══ Exercise materials

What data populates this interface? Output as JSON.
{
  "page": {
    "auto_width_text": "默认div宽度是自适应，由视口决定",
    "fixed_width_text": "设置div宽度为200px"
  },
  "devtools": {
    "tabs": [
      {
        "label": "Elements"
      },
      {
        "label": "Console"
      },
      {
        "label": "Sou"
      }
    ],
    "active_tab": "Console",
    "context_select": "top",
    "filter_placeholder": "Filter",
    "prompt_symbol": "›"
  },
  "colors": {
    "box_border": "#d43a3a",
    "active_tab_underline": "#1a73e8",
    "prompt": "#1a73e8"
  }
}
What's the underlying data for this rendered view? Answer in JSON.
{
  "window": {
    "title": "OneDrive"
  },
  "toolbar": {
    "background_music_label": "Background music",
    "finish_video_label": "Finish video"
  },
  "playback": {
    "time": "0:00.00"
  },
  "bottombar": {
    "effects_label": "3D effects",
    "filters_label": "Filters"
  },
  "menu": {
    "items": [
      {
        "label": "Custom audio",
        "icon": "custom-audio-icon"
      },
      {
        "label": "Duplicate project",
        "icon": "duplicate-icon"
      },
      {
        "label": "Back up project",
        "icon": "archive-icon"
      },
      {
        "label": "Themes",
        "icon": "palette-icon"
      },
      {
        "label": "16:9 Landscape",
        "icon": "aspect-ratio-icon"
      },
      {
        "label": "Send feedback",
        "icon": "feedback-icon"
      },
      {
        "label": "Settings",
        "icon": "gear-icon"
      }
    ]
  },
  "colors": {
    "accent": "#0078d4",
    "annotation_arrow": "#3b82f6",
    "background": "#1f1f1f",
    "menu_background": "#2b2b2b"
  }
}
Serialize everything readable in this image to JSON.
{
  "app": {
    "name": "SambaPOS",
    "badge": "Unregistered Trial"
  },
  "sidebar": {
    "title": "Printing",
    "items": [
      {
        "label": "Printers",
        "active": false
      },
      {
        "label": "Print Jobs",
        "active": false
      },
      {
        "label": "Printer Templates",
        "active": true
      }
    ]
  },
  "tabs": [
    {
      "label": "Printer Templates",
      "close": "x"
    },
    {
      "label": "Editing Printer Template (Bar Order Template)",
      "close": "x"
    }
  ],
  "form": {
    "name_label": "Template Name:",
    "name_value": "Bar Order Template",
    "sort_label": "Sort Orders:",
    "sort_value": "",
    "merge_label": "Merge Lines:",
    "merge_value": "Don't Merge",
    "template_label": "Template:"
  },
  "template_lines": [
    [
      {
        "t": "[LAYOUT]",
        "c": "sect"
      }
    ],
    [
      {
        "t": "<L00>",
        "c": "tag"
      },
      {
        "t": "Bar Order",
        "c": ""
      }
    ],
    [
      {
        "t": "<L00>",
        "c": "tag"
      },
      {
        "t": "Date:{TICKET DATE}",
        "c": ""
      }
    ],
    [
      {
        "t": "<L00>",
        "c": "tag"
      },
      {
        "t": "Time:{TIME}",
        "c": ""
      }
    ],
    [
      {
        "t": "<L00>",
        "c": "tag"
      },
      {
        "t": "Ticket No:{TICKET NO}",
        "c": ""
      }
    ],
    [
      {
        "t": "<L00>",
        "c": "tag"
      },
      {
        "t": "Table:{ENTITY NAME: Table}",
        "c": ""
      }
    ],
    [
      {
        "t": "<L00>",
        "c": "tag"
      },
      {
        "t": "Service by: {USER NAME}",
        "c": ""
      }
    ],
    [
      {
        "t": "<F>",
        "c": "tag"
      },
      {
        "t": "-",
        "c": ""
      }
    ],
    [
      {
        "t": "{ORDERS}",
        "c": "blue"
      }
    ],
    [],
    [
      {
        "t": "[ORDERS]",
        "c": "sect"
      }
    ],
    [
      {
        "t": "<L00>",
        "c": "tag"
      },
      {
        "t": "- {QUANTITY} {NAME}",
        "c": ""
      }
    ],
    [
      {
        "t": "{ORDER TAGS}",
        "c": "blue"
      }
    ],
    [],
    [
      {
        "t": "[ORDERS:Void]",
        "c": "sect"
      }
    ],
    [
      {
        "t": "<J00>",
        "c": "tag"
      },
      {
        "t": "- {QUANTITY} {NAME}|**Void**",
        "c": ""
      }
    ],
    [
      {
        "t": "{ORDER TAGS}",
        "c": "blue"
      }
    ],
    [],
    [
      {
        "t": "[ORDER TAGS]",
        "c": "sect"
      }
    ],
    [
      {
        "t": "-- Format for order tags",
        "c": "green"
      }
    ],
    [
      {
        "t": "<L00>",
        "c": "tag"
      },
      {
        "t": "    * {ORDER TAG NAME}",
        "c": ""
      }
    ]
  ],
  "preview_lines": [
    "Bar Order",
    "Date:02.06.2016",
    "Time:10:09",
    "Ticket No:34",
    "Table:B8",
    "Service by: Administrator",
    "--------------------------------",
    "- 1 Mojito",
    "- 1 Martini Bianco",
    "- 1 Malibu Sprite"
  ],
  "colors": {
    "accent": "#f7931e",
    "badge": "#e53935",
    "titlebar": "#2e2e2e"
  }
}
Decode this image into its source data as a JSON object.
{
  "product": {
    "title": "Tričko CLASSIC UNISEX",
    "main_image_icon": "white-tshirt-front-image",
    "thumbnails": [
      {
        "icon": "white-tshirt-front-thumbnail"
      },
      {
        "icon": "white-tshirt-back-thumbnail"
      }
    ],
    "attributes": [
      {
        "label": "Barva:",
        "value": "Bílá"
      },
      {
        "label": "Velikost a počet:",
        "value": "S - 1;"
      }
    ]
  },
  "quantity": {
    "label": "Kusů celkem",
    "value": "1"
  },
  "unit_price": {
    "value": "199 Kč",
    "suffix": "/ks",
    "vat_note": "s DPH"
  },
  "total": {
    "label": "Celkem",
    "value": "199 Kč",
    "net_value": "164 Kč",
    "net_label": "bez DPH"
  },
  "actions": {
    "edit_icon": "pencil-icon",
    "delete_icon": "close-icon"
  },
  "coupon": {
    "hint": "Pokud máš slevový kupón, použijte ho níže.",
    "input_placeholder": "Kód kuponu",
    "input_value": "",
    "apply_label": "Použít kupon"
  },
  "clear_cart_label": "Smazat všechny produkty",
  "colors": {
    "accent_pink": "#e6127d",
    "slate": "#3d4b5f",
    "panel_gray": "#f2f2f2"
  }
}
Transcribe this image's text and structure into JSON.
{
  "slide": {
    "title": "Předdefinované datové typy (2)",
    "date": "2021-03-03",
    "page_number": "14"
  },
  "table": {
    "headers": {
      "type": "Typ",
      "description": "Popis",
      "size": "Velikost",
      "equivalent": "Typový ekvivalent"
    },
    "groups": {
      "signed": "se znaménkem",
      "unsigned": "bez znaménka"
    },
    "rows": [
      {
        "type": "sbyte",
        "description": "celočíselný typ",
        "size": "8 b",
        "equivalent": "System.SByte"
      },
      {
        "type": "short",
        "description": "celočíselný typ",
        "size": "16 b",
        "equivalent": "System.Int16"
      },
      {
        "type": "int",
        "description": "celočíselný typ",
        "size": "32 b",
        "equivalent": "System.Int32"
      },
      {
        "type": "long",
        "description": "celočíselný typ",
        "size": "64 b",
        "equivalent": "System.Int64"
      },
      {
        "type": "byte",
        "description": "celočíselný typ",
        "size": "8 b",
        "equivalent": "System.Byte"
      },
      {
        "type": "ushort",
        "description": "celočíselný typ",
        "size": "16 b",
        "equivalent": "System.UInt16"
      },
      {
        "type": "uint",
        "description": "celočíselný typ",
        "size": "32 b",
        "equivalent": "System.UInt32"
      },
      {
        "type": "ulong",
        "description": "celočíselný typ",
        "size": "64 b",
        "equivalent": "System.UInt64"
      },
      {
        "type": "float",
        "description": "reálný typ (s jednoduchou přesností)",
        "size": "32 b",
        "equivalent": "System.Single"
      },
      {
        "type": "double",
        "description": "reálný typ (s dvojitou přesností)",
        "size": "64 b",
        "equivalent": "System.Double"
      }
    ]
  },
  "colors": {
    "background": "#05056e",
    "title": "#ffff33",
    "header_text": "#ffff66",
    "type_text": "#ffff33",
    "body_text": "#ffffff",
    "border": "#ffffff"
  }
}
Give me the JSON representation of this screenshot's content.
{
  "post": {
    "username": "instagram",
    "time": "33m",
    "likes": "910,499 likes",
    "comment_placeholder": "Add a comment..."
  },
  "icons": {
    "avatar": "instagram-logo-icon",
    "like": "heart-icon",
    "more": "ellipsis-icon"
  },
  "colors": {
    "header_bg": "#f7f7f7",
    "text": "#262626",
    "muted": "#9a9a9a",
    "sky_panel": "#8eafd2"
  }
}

════

*Set problem*: Find every line with the word "Templates" and state how many there are, with no other words.

*Answer for the task*: 2